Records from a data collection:
start
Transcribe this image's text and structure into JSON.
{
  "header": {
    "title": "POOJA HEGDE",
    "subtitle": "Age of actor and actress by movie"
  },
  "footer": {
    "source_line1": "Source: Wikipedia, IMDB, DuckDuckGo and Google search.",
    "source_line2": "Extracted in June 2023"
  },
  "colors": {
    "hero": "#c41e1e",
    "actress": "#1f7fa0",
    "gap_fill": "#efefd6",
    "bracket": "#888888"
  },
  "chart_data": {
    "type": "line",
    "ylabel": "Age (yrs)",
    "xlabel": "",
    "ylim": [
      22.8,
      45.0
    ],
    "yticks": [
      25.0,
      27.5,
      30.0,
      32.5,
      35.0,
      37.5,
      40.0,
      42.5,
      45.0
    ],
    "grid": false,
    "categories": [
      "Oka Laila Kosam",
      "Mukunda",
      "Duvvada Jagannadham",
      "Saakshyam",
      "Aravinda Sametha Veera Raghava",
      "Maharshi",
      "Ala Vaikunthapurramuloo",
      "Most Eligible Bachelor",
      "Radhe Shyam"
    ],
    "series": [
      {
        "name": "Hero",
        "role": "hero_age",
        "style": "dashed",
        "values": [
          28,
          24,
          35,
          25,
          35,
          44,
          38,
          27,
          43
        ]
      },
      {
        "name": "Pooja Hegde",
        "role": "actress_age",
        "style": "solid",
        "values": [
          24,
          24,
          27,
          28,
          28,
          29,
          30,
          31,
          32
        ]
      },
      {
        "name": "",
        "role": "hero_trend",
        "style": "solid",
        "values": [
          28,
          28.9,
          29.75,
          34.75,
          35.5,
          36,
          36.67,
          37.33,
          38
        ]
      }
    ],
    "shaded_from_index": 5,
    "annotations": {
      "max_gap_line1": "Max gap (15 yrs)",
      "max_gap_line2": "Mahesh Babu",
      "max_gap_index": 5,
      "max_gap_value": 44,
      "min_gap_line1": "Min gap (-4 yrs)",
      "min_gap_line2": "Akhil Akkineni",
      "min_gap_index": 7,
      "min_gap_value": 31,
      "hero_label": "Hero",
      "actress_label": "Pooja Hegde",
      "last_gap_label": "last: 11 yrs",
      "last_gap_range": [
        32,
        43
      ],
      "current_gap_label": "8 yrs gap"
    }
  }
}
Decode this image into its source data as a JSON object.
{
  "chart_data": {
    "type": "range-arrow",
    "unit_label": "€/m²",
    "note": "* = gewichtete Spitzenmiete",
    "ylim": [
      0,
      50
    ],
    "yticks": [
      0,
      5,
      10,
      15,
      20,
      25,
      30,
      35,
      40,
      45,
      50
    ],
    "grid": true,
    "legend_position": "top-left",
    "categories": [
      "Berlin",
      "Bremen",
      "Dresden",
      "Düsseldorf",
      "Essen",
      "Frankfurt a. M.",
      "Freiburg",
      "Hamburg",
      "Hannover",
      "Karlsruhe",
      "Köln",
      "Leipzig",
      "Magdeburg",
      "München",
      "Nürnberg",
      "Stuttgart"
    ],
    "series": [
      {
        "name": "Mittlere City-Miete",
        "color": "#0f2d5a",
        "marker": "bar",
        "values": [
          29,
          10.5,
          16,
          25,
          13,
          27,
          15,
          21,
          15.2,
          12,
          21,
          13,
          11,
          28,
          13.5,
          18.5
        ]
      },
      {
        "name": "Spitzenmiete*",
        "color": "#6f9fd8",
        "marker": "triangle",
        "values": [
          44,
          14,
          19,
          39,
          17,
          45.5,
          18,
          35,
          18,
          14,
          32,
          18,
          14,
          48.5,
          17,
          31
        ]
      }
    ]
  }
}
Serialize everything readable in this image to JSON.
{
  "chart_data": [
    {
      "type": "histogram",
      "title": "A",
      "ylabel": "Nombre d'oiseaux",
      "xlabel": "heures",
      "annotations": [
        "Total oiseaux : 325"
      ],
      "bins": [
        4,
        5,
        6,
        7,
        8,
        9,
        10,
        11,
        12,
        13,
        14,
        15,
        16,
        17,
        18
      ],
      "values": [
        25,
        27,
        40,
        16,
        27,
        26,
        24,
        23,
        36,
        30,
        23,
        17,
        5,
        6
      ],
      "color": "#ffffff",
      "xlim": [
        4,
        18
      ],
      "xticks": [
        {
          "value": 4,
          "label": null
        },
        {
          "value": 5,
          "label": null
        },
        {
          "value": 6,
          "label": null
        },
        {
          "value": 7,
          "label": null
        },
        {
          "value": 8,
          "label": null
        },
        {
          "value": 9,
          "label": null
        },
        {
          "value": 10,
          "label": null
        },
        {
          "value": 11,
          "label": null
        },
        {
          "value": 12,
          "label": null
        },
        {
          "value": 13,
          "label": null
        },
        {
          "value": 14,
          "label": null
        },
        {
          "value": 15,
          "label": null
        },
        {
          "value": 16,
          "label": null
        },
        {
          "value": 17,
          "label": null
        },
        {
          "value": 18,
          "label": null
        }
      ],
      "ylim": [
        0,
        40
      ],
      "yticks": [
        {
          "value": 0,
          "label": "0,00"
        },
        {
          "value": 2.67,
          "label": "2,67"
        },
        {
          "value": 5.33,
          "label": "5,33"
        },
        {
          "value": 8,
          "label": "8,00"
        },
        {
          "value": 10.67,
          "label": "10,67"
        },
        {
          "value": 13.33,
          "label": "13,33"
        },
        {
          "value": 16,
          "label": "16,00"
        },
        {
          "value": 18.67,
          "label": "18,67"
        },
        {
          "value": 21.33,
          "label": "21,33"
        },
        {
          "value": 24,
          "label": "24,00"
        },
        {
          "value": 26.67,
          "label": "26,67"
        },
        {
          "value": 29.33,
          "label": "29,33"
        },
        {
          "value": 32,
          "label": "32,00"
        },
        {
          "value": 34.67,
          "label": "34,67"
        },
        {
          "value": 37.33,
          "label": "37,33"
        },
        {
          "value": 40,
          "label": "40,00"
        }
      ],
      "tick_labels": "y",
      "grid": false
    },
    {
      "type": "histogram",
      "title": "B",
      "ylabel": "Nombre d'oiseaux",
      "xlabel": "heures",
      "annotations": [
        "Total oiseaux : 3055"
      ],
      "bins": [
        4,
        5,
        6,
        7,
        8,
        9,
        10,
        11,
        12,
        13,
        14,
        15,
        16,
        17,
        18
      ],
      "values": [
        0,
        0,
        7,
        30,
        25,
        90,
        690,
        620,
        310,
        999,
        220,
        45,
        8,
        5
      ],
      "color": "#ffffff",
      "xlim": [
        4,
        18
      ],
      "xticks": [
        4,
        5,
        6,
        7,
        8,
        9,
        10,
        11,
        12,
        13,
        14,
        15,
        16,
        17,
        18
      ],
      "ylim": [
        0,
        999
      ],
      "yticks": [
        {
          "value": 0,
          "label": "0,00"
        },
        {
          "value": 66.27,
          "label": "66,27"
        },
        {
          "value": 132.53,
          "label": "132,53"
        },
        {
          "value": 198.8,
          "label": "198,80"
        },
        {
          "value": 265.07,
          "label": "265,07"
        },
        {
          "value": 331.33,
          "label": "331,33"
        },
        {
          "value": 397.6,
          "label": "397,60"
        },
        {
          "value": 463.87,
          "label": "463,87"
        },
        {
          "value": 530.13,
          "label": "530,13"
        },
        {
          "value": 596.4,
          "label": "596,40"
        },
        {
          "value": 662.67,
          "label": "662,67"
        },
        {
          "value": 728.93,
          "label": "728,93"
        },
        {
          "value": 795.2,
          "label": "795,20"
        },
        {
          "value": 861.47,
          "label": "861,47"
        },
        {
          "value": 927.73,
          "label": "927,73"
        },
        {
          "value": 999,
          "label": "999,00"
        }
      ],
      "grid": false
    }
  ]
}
end
Directions for this task:
How many of the lines above include the word "Spitzenmiete"? Respond with the number alone.

Solution:
2